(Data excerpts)
>>>
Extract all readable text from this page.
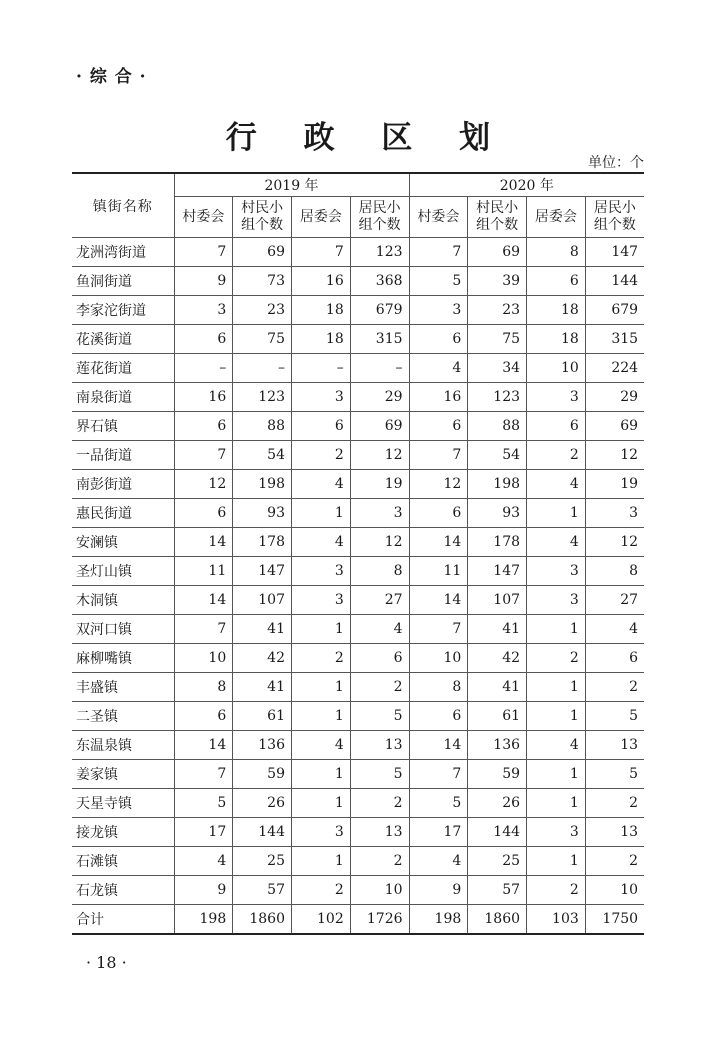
· 综 合 ·
行 政 区 划
单位：个
镇街名称	2019 年				2020 年			
	村委会	村民小
组个数	居委会	居民小
组个数	村委会	村民小
组个数	居委会	居民小
组个数
龙洲湾街道	7	69	7	123	7	69	8	147
鱼洞街道	9	73	16	368	5	39	6	144
李家沱街道	3	23	18	679	3	23	18	679
花溪街道	6	75	18	315	6	75	18	315
莲花街道	–	–	–	–	4	34	10	224
南泉街道	16	123	3	29	16	123	3	29
界石镇	6	88	6	69	6	88	6	69
一品街道	7	54	2	12	7	54	2	12
南彭街道	12	198	4	19	12	198	4	19
惠民街道	6	93	1	3	6	93	1	3
安澜镇	14	178	4	12	14	178	4	12
圣灯山镇	11	147	3	8	11	147	3	8
木洞镇	14	107	3	27	14	107	3	27
双河口镇	7	41	1	4	7	41	1	4
麻柳嘴镇	10	42	2	6	10	42	2	6
丰盛镇	8	41	1	2	8	41	1	2
二圣镇	6	61	1	5	6	61	1	5
东温泉镇	14	136	4	13	14	136	4	13
姜家镇	7	59	1	5	7	59	1	5
天星寺镇	5	26	1	2	5	26	1	2
接龙镇	17	144	3	13	17	144	3	13
石滩镇	4	25	1	2	4	25	1	2
石龙镇	9	57	2	10	9	57	2	10
合计	198	1860	102	1726	198	1860	103	1750
· 18 ·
<<<
- _What the task requires_
Print the whole listing above once more, word for word, without its pictures.

- _Solution to this problem_
Extract all readable text from this page.
· 综 合 ·
行 政 区 划
单位：个
镇街名称	2019 年				2020 年			
	村委会	村民小
组个数	居委会	居民小
组个数	村委会	村民小
组个数	居委会	居民小
组个数
龙洲湾街道	7	69	7	123	7	69	8	147
鱼洞街道	9	73	16	368	5	39	6	144
李家沱街道	3	23	18	679	3	23	18	679
花溪街道	6	75	18	315	6	75	18	315
莲花街道	–	–	–	–	4	34	10	224
南泉街道	16	123	3	29	16	123	3	29
界石镇	6	88	6	69	6	88	6	69
一品街道	7	54	2	12	7	54	2	12
南彭街道	12	198	4	19	12	198	4	19
惠民街道	6	93	1	3	6	93	1	3
安澜镇	14	178	4	12	14	178	4	12
圣灯山镇	11	147	3	8	11	147	3	8
木洞镇	14	107	3	27	14	107	3	27
双河口镇	7	41	1	4	7	41	1	4
麻柳嘴镇	10	42	2	6	10	42	2	6
丰盛镇	8	41	1	2	8	41	1	2
二圣镇	6	61	1	5	6	61	1	5
东温泉镇	14	136	4	13	14	136	4	13
姜家镇	7	59	1	5	7	59	1	5
天星寺镇	5	26	1	2	5	26	1	2
接龙镇	17	144	3	13	17	144	3	13
石滩镇	4	25	1	2	4	25	1	2
石龙镇	9	57	2	10	9	57	2	10
合计	198	1860	102	1726	198	1860	103	1750
· 18 ·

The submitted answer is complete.